--- BEGIN ---
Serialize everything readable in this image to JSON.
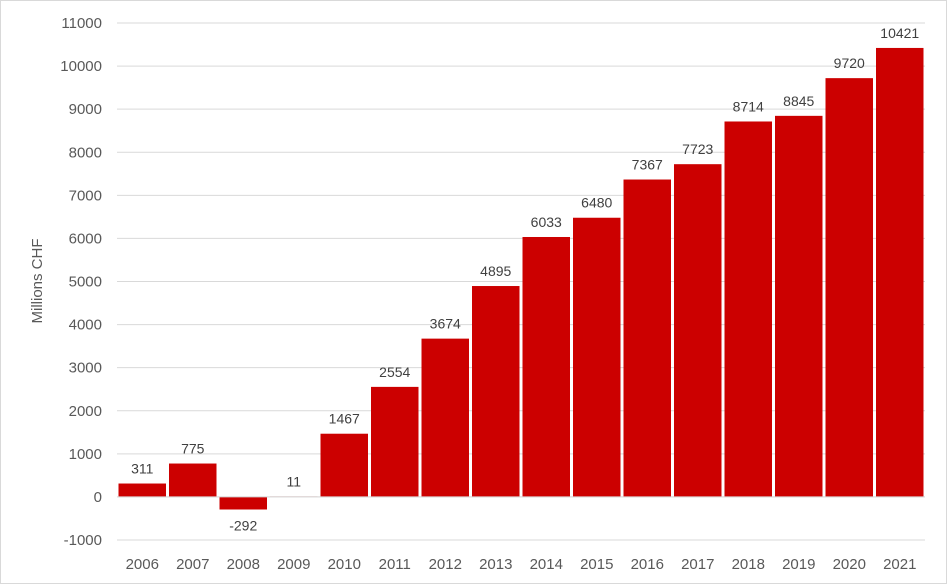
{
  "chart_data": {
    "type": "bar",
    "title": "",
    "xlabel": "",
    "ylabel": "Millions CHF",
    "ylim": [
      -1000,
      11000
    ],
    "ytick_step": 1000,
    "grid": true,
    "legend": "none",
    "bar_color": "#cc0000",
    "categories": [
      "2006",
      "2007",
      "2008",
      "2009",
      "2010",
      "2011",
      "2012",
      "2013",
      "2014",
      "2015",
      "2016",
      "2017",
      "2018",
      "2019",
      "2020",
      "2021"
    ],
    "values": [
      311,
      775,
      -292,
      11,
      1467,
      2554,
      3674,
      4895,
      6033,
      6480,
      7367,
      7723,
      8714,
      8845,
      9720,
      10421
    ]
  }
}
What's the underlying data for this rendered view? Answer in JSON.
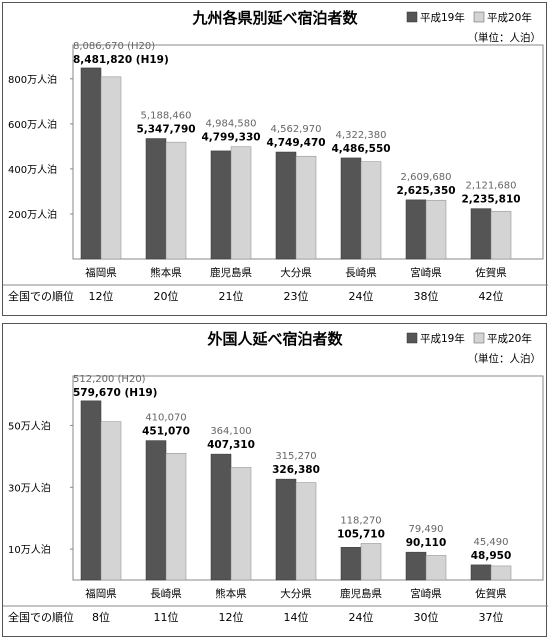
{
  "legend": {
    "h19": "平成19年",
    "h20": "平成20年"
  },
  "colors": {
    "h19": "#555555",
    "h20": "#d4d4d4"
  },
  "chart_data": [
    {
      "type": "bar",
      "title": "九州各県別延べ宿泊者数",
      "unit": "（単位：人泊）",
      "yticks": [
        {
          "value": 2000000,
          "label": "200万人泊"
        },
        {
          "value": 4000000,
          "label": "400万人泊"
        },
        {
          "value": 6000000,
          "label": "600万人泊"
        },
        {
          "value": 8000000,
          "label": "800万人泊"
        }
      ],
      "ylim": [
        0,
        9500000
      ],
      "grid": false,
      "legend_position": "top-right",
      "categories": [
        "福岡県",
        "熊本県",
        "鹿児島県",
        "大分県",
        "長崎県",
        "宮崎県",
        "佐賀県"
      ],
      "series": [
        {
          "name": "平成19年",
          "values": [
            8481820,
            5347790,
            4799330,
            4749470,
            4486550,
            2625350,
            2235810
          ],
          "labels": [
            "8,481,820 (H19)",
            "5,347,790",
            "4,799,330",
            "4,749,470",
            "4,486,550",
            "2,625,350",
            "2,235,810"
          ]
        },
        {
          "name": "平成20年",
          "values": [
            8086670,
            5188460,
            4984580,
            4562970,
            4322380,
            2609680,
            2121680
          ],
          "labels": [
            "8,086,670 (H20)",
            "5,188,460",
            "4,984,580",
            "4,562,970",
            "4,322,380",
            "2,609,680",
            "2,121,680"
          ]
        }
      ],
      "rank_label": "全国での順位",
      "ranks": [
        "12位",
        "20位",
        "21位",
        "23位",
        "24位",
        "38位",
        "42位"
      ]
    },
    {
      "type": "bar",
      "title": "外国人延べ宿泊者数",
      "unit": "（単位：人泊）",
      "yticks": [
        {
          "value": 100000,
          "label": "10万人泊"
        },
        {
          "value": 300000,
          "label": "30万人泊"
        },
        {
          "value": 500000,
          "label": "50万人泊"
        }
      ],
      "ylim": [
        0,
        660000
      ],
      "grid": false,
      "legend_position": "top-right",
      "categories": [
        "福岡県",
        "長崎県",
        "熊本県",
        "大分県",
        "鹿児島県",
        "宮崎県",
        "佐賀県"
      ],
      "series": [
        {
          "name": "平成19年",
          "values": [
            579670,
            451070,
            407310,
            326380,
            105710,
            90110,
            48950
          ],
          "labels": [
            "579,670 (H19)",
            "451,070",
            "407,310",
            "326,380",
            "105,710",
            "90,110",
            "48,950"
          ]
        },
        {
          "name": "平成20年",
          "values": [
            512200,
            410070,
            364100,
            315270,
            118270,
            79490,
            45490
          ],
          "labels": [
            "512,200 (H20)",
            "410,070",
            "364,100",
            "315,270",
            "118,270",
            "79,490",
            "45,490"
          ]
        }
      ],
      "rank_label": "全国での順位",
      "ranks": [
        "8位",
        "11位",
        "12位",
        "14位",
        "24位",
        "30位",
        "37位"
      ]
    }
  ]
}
--- END ---
** YOUR GOAL **
Output an exact copy of the material, with the pictures removed.

** ANSWER IN FULL **
Serialize everything readable in this image to JSON.
{
  "chart_data": {
    "type": "bar",
    "title": "",
    "xlabel": "",
    "ylabel": "Millions CHF",
    "ylim": [
      -1000,
      11000
    ],
    "ytick_step": 1000,
    "grid": true,
    "legend": "none",
    "bar_color": "#cc0000",
    "categories": [
      "2006",
      "2007",
      "2008",
      "2009",
      "2010",
      "2011",
      "2012",
      "2013",
      "2014",
      "2015",
      "2016",
      "2017",
      "2018",
      "2019",
      "2020",
      "2021"
    ],
    "values": [
      311,
      775,
      -292,
      11,
      1467,
      2554,
      3674,
      4895,
      6033,
      6480,
      7367,
      7723,
      8714,
      8845,
      9720,
      10421
    ]
  }
}
What's the underlying data for this rendered view? Answer in JSON.
{
  "legend": {
    "h19": "平成19年",
    "h20": "平成20年"
  },
  "colors": {
    "h19": "#555555",
    "h20": "#d4d4d4"
  },
  "chart_data": [
    {
      "type": "bar",
      "title": "九州各県別延べ宿泊者数",
      "unit": "（単位：人泊）",
      "yticks": [
        {
          "value": 2000000,
          "label": "200万人泊"
        },
        {
          "value": 4000000,
          "label": "400万人泊"
        },
        {
          "value": 6000000,
          "label": "600万人泊"
        },
        {
          "value": 8000000,
          "label": "800万人泊"
        }
      ],
      "ylim": [
        0,
        9500000
      ],
      "grid": false,
      "legend_position": "top-right",
      "categories": [
        "福岡県",
        "熊本県",
        "鹿児島県",
        "大分県",
        "長崎県",
        "宮崎県",
        "佐賀県"
      ],
      "series": [
        {
          "name": "平成19年",
          "values": [
            8481820,
            5347790,
            4799330,
            4749470,
            4486550,
            2625350,
            2235810
          ],
          "labels": [
            "8,481,820 (H19)",
            "5,347,790",
            "4,799,330",
            "4,749,470",
            "4,486,550",
            "2,625,350",
            "2,235,810"
          ]
        },
        {
          "name": "平成20年",
          "values": [
            8086670,
            5188460,
            4984580,
            4562970,
            4322380,
            2609680,
            2121680
          ],
          "labels": [
            "8,086,670 (H20)",
            "5,188,460",
            "4,984,580",
            "4,562,970",
            "4,322,380",
            "2,609,680",
            "2,121,680"
          ]
        }
      ],
      "rank_label": "全国での順位",
      "ranks": [
        "12位",
        "20位",
        "21位",
        "23位",
        "24位",
        "38位",
        "42位"
      ]
    },
    {
      "type": "bar",
      "title": "外国人延べ宿泊者数",
      "unit": "（単位：人泊）",
      "yticks": [
        {
          "value": 100000,
          "label": "10万人泊"
        },
        {
          "value": 300000,
          "label": "30万人泊"
        },
        {
          "value": 500000,
          "label": "50万人泊"
        }
      ],
      "ylim": [
        0,
        660000
      ],
      "grid": false,
      "legend_position": "top-right",
      "categories": [
        "福岡県",
        "長崎県",
        "熊本県",
        "大分県",
        "鹿児島県",
        "宮崎県",
        "佐賀県"
      ],
      "series": [
        {
          "name": "平成19年",
          "values": [
            579670,
            451070,
            407310,
            326380,
            105710,
            90110,
            48950
          ],
          "labels": [
            "579,670 (H19)",
            "451,070",
            "407,310",
            "326,380",
            "105,710",
            "90,110",
            "48,950"
          ]
        },
        {
          "name": "平成20年",
          "values": [
            512200,
            410070,
            364100,
            315270,
            118270,
            79490,
            45490
          ],
          "labels": [
            "512,200 (H20)",
            "410,070",
            "364,100",
            "315,270",
            "118,270",
            "79,490",
            "45,490"
          ]
        }
      ],
      "rank_label": "全国での順位",
      "ranks": [
        "8位",
        "11位",
        "12位",
        "14位",
        "24位",
        "30位",
        "37位"
      ]
    }
  ]
}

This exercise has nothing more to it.